* Prompt:
Every entry that follows needs to be repeated exactly.

* Data extract:
********
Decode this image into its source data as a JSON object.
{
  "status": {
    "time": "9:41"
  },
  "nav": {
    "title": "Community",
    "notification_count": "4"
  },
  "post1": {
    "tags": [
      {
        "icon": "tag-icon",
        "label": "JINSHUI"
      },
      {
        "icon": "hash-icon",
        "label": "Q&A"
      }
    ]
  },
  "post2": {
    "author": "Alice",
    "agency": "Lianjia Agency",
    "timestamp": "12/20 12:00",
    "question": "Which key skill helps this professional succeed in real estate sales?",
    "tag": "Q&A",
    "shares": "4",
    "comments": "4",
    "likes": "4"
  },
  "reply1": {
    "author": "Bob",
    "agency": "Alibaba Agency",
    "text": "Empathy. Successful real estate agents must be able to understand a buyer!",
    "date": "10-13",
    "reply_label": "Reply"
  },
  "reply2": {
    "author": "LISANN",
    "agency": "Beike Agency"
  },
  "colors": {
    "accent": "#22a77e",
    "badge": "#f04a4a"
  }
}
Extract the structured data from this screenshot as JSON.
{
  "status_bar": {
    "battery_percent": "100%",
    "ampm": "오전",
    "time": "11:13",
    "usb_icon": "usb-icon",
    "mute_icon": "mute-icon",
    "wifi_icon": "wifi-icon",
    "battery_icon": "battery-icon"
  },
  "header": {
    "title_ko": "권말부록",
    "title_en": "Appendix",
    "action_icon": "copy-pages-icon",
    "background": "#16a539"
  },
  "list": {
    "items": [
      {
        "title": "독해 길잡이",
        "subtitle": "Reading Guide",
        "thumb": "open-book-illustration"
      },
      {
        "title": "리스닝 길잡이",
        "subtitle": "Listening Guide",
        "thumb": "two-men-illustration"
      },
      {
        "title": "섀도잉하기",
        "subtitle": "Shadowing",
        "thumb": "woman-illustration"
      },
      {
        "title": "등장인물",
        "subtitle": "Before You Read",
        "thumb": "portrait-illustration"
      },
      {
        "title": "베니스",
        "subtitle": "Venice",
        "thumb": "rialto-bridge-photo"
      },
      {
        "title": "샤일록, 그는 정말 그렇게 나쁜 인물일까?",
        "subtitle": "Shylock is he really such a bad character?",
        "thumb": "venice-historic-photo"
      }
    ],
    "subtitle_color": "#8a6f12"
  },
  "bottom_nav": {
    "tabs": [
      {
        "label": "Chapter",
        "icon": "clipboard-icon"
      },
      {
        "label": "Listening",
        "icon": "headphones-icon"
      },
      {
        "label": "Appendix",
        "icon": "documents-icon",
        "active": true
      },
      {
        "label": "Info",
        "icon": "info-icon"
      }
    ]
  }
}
********
* Response:
Decode this image into its source data as a JSON object.
{
  "status": {
    "time": "9:41"
  },
  "nav": {
    "title": "Community",
    "notification_count": "4"
  },
  "post1": {
    "tags": [
      {
        "icon": "tag-icon",
        "label": "JINSHUI"
      },
      {
        "icon": "hash-icon",
        "label": "Q&A"
      }
    ]
  },
  "post2": {
    "author": "Alice",
    "agency": "Lianjia Agency",
    "timestamp": "12/20 12:00",
    "question": "Which key skill helps this professional succeed in real estate sales?",
    "tag": "Q&A",
    "shares": "4",
    "comments": "4",
    "likes": "4"
  },
  "reply1": {
    "author": "Bob",
    "agency": "Alibaba Agency",
    "text": "Empathy. Successful real estate agents must be able to understand a buyer!",
    "date": "10-13",
    "reply_label": "Reply"
  },
  "reply2": {
    "author": "LISANN",
    "agency": "Beike Agency"
  },
  "colors": {
    "accent": "#22a77e",
    "badge": "#f04a4a"
  }
}
Extract the structured data from this screenshot as JSON.
{
  "status_bar": {
    "battery_percent": "100%",
    "ampm": "오전",
    "time": "11:13",
    "usb_icon": "usb-icon",
    "mute_icon": "mute-icon",
    "wifi_icon": "wifi-icon",
    "battery_icon": "battery-icon"
  },
  "header": {
    "title_ko": "권말부록",
    "title_en": "Appendix",
    "action_icon": "copy-pages-icon",
    "background": "#16a539"
  },
  "list": {
    "items": [
      {
        "title": "독해 길잡이",
        "subtitle": "Reading Guide",
        "thumb": "open-book-illustration"
      },
      {
        "title": "리스닝 길잡이",
        "subtitle": "Listening Guide",
        "thumb": "two-men-illustration"
      },
      {
        "title": "섀도잉하기",
        "subtitle": "Shadowing",
        "thumb": "woman-illustration"
      },
      {
        "title": "등장인물",
        "subtitle": "Before You Read",
        "thumb": "portrait-illustration"
      },
      {
        "title": "베니스",
        "subtitle": "Venice",
        "thumb": "rialto-bridge-photo"
      },
      {
        "title": "샤일록, 그는 정말 그렇게 나쁜 인물일까?",
        "subtitle": "Shylock is he really such a bad character?",
        "thumb": "venice-historic-photo"
      }
    ],
    "subtitle_color": "#8a6f12"
  },
  "bottom_nav": {
    "tabs": [
      {
        "label": "Chapter",
        "icon": "clipboard-icon"
      },
      {
        "label": "Listening",
        "icon": "headphones-icon"
      },
      {
        "label": "Appendix",
        "icon": "documents-icon",
        "active": true
      },
      {
        "label": "Info",
        "icon": "info-icon"
      }
    ]
  }
}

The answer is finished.